## WORK REQUIRED
Filter this data down to the lines that hold "Customer", and copy them.
┄┄┄┄┄┄
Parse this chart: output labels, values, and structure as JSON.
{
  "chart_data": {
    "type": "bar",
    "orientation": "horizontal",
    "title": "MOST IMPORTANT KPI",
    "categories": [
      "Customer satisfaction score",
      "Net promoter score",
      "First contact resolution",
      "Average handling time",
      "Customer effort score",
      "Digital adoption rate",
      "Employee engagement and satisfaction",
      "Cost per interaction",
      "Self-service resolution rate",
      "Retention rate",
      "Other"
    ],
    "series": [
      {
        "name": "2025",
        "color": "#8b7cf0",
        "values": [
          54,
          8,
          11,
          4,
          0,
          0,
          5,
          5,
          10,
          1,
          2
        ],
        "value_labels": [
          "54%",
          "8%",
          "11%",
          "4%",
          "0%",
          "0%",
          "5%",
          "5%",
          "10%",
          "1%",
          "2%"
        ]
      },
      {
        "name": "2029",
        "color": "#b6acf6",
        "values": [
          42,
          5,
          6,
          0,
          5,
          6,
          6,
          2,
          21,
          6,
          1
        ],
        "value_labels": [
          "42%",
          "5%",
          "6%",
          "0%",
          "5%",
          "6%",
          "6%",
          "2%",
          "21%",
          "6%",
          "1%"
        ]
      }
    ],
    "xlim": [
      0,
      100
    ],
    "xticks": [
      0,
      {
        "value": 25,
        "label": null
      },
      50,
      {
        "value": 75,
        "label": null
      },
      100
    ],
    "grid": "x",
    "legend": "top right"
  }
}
┄┄┄┄┄┄
## RESULT OF THIS EXERCISE
      "Customer satisfaction score",
      "Customer effort score",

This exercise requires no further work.